_Extracted records_
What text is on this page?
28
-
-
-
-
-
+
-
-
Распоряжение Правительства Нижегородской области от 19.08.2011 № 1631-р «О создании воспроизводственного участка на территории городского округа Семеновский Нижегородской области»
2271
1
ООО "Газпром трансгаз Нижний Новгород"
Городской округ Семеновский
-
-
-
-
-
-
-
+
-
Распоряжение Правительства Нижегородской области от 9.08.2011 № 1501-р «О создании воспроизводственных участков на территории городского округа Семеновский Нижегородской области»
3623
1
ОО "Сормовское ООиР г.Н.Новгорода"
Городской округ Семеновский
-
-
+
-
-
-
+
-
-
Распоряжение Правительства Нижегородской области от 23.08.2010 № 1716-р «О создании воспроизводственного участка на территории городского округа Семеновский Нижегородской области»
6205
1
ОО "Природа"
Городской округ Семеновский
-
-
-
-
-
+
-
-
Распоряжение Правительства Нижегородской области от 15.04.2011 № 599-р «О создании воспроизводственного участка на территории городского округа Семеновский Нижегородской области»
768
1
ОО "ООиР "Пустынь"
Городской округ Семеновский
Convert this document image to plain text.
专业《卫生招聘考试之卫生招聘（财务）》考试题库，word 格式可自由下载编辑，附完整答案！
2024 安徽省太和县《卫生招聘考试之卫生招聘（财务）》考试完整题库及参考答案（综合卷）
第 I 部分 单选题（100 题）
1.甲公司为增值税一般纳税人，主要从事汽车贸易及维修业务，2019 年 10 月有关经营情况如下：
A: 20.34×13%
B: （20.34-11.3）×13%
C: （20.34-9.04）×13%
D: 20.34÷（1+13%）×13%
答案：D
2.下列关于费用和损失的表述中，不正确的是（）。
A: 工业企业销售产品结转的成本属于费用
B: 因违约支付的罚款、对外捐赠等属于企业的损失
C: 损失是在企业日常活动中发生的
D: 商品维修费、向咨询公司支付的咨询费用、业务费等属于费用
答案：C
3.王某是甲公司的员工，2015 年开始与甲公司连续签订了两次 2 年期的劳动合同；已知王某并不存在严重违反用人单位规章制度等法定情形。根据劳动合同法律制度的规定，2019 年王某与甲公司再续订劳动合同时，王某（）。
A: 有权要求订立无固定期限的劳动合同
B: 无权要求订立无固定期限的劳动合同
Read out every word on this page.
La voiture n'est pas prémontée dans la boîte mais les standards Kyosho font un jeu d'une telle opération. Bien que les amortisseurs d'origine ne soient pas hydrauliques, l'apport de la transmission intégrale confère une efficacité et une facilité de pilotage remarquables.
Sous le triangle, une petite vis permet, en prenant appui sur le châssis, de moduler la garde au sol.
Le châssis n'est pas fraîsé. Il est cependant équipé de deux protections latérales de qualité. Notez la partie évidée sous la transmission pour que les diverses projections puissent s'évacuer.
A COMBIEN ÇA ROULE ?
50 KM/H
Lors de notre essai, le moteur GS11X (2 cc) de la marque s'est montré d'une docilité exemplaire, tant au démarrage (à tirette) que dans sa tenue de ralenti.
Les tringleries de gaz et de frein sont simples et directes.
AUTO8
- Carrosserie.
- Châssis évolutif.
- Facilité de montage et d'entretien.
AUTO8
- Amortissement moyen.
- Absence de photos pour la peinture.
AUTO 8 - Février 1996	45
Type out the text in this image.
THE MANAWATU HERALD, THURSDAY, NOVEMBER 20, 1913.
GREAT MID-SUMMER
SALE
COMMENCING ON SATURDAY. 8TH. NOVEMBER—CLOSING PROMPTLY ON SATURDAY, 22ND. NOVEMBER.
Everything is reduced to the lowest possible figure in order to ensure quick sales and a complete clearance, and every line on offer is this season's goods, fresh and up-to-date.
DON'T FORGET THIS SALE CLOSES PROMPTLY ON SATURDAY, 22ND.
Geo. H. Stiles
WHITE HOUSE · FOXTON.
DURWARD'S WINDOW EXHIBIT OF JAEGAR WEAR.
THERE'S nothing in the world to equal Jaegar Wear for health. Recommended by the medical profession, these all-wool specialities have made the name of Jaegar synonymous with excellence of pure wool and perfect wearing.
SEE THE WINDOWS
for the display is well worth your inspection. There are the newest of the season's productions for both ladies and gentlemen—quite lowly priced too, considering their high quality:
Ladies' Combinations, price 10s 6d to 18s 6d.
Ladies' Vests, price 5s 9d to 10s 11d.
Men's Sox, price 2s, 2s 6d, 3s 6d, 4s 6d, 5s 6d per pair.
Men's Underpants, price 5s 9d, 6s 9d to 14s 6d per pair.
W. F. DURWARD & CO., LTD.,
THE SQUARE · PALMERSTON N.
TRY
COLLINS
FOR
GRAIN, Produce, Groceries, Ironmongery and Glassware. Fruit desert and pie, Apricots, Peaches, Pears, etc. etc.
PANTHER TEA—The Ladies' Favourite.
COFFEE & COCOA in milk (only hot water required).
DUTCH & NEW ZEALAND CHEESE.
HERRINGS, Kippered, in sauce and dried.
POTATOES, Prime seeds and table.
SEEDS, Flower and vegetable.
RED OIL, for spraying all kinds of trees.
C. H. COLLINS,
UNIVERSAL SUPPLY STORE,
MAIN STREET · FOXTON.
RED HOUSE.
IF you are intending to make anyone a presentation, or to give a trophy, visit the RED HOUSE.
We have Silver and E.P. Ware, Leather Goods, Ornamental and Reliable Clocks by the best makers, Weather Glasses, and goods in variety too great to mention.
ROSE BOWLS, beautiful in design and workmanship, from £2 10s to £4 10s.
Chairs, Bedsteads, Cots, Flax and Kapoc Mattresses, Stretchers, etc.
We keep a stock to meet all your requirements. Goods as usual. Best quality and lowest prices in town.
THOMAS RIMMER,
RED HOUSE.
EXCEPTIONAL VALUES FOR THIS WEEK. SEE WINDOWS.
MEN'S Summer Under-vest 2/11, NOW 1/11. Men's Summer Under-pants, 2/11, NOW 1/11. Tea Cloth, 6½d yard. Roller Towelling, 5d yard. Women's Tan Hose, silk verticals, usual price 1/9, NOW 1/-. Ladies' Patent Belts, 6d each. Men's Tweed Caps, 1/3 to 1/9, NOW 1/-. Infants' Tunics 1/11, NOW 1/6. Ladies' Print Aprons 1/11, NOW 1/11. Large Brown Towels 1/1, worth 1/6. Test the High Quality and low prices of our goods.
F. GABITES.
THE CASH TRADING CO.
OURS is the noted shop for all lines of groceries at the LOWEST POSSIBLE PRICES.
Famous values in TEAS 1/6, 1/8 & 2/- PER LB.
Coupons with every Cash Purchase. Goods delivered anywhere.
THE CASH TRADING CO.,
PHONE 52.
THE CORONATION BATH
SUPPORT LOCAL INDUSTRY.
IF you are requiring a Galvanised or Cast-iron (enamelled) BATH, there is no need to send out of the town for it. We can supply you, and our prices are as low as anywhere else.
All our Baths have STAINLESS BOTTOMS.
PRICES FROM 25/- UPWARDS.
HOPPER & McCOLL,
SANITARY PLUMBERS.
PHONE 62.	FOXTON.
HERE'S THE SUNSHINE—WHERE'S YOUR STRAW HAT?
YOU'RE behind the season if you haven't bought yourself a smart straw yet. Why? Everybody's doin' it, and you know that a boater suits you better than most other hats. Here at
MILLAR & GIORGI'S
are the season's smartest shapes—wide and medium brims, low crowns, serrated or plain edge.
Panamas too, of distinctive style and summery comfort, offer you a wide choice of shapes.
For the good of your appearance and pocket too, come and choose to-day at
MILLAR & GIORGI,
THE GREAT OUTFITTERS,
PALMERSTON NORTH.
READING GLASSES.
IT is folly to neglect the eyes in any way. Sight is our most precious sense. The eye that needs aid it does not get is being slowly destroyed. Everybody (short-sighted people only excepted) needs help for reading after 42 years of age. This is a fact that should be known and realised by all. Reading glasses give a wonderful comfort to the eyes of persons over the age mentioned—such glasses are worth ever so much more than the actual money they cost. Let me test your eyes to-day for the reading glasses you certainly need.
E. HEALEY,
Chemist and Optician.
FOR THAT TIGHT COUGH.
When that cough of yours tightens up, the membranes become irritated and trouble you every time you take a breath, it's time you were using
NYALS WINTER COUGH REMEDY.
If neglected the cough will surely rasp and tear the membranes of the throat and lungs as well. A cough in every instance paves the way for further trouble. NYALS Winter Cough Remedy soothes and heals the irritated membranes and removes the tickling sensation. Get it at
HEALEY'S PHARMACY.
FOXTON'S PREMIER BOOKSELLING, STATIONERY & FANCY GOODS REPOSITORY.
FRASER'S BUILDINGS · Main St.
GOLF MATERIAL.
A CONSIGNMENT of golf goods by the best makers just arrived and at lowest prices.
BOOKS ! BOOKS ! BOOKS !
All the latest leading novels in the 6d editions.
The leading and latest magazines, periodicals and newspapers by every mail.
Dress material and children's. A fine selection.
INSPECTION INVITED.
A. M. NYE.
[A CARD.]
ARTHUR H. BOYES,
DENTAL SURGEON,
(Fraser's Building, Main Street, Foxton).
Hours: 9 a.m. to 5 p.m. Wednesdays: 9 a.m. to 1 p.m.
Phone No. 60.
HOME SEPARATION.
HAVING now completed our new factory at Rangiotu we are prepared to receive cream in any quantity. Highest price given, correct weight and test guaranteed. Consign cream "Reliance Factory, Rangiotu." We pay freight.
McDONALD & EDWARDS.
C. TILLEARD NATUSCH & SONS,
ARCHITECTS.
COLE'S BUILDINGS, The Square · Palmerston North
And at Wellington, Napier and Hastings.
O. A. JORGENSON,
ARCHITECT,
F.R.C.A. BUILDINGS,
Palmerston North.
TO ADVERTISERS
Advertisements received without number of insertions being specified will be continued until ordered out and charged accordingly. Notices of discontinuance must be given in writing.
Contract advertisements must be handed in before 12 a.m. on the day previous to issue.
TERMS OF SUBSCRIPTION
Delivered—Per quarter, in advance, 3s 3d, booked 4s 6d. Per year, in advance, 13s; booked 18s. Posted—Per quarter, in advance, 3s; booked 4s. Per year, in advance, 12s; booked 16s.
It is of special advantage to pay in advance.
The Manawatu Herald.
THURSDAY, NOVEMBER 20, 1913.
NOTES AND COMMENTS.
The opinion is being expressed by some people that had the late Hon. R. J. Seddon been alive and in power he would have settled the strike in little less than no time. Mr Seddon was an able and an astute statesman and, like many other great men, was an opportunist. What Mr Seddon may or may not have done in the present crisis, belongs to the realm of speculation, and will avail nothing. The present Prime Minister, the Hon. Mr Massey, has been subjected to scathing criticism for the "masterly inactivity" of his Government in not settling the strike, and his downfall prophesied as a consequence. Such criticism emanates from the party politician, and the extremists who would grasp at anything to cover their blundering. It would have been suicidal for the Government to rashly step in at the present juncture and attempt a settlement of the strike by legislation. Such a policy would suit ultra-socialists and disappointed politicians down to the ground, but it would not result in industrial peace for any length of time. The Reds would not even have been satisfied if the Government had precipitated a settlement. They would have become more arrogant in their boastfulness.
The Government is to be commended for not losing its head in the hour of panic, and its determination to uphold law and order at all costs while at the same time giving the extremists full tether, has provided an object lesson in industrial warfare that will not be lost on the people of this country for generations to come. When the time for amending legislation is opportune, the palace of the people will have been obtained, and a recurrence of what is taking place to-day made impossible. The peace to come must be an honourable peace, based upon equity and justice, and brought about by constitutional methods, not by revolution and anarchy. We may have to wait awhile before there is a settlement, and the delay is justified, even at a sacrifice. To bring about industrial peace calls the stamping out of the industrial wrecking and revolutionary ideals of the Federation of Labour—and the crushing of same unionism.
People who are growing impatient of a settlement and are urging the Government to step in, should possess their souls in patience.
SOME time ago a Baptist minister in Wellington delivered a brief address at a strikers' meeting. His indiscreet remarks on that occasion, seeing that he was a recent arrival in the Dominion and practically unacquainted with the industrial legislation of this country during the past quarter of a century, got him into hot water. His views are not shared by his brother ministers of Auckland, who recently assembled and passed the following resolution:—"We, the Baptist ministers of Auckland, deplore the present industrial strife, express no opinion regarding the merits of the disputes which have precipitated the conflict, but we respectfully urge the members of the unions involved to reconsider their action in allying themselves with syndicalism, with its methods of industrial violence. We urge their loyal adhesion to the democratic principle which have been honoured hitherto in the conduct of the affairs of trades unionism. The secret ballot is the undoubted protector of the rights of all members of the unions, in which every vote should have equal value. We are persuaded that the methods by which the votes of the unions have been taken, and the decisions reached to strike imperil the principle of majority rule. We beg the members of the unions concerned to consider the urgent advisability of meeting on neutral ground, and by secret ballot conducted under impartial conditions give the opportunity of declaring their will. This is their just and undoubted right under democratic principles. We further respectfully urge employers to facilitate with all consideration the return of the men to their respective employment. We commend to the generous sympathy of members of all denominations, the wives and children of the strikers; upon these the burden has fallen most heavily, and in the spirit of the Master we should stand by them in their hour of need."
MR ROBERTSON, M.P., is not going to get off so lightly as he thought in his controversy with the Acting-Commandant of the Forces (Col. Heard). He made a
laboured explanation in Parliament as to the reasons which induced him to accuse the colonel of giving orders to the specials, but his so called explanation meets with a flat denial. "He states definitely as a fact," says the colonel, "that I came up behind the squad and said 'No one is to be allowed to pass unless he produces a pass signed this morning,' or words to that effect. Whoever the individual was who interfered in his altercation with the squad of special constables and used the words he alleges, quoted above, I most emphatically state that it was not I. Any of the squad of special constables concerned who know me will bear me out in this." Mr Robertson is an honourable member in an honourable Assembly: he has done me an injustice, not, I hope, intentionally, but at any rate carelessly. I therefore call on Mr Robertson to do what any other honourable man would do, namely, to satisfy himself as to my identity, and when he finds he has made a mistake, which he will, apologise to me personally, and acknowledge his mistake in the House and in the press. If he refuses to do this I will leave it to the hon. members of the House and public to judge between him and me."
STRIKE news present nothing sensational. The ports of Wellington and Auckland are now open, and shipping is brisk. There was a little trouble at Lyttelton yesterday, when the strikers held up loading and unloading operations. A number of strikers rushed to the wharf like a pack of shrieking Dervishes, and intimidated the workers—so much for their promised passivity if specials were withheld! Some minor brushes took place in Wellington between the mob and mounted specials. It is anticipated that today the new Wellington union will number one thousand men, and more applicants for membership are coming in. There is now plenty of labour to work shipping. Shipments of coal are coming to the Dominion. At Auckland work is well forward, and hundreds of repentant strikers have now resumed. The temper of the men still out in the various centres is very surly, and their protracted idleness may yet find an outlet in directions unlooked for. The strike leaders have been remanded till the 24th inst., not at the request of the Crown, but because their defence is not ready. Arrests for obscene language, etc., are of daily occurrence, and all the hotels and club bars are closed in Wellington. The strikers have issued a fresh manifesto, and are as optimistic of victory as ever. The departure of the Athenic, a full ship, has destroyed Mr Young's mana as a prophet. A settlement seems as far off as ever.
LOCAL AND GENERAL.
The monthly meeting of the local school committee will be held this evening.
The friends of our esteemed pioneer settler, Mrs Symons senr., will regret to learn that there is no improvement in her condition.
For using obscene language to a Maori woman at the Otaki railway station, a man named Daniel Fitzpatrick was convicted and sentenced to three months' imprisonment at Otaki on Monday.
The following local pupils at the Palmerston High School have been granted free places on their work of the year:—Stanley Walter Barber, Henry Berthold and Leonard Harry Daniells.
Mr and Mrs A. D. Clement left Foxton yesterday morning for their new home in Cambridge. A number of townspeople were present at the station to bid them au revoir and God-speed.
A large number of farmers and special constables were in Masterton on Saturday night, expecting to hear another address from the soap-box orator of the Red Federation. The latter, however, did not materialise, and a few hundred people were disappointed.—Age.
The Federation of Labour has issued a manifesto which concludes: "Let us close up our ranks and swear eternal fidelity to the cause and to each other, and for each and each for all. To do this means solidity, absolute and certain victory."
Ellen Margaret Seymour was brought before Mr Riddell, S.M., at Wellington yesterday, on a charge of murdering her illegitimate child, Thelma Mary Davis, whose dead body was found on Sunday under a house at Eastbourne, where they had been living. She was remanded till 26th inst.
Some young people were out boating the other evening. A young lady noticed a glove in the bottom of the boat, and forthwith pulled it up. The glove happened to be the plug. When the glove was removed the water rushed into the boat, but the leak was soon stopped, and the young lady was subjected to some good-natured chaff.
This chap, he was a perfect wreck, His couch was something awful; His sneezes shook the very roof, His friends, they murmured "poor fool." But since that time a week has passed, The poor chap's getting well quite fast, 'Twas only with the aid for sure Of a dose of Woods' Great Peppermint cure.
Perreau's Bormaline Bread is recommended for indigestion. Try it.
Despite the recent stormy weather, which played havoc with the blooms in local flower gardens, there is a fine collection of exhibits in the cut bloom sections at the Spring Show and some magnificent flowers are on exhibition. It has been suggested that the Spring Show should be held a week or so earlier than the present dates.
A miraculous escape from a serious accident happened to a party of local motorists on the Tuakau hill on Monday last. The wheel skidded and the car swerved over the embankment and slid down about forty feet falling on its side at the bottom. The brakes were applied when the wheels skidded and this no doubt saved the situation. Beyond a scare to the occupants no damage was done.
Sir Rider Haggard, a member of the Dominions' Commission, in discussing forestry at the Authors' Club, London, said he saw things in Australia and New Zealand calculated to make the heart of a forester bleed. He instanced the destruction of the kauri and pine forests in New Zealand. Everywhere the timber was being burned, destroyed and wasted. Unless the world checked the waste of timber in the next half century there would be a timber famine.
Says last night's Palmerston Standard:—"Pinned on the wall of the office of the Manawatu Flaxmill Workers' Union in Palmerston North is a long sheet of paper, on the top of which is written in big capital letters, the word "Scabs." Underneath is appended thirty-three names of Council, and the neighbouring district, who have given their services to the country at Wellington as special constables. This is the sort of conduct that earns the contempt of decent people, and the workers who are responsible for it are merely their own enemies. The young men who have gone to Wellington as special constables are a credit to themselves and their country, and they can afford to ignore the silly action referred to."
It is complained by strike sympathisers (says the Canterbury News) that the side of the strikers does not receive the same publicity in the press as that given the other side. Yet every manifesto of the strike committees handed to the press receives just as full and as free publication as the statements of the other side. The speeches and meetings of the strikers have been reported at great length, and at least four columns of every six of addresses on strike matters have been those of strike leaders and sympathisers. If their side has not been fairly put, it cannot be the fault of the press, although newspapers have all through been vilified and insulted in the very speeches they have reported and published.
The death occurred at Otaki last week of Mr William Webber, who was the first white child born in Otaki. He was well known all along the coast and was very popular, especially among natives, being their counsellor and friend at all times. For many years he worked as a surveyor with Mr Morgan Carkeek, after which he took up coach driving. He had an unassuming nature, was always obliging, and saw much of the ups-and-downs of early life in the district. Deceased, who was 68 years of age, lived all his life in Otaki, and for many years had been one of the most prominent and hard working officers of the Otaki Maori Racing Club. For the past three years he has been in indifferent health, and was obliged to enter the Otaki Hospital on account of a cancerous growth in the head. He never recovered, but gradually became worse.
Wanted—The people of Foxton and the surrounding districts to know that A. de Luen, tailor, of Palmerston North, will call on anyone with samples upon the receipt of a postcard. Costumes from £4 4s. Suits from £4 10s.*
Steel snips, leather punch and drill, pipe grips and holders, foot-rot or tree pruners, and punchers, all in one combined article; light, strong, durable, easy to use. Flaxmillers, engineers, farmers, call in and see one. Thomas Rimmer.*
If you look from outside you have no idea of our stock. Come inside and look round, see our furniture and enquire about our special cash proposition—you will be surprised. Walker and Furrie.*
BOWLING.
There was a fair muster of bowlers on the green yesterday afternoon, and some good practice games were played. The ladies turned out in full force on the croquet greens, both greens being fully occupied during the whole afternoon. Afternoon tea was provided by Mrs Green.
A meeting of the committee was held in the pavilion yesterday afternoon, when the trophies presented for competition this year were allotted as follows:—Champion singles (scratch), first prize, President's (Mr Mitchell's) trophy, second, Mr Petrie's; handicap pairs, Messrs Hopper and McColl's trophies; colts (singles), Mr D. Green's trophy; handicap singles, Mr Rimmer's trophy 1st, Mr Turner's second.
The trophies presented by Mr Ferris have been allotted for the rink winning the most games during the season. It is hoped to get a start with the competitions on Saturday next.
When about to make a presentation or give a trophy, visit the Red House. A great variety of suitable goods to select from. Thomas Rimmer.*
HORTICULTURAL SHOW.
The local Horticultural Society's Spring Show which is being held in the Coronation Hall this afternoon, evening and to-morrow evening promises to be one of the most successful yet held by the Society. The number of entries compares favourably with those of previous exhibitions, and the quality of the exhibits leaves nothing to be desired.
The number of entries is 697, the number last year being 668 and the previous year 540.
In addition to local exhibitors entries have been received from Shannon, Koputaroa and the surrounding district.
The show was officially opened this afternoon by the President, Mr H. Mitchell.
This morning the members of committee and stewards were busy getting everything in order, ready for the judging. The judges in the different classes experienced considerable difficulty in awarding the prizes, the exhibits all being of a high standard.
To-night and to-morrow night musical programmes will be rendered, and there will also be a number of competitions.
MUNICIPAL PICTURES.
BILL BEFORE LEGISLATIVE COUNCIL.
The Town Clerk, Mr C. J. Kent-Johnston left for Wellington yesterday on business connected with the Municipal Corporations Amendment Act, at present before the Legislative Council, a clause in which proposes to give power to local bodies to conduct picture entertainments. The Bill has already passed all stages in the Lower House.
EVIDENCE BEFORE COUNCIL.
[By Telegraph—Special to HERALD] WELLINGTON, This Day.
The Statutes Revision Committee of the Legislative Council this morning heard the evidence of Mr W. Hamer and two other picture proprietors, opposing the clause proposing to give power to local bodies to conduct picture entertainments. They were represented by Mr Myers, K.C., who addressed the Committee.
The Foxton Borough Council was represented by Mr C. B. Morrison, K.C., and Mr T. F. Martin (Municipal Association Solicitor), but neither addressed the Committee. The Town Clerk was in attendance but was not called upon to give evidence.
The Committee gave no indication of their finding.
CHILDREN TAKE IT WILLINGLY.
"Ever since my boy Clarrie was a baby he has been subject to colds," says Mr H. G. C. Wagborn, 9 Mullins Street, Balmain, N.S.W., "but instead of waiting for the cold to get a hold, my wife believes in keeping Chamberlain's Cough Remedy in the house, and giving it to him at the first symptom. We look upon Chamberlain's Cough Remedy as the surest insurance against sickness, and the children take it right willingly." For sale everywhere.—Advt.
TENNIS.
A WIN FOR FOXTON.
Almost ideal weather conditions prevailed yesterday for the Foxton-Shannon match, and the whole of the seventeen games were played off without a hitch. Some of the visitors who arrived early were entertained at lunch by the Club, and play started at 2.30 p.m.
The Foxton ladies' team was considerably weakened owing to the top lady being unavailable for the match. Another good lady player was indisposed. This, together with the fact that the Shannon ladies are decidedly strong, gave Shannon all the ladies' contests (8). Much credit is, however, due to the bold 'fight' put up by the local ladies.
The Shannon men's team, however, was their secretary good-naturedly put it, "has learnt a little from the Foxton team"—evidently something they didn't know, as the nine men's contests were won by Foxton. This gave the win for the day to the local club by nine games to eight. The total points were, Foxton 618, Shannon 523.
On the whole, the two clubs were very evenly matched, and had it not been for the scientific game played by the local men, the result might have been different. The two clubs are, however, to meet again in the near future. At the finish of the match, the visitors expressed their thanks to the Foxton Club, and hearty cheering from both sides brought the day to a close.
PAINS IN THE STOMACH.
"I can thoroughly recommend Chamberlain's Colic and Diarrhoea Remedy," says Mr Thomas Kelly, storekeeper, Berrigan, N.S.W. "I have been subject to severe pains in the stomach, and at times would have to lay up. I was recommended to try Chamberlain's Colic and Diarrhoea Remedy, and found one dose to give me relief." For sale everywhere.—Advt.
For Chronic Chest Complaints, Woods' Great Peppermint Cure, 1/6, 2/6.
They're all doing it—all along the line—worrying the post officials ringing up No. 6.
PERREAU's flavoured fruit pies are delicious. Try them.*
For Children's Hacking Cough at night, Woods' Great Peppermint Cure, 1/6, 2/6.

_Exercise brief_
Copy all lines of the material above where the string "makers" occurs.

_The result_
We have Silver and E.P. Ware, Leather Goods, Ornamental and Reliable Clocks by the best makers, Weather Glasses, and goods in variety too great to mention.
A CONSIGNMENT of golf goods by the best makers just arrived and at lowest prices.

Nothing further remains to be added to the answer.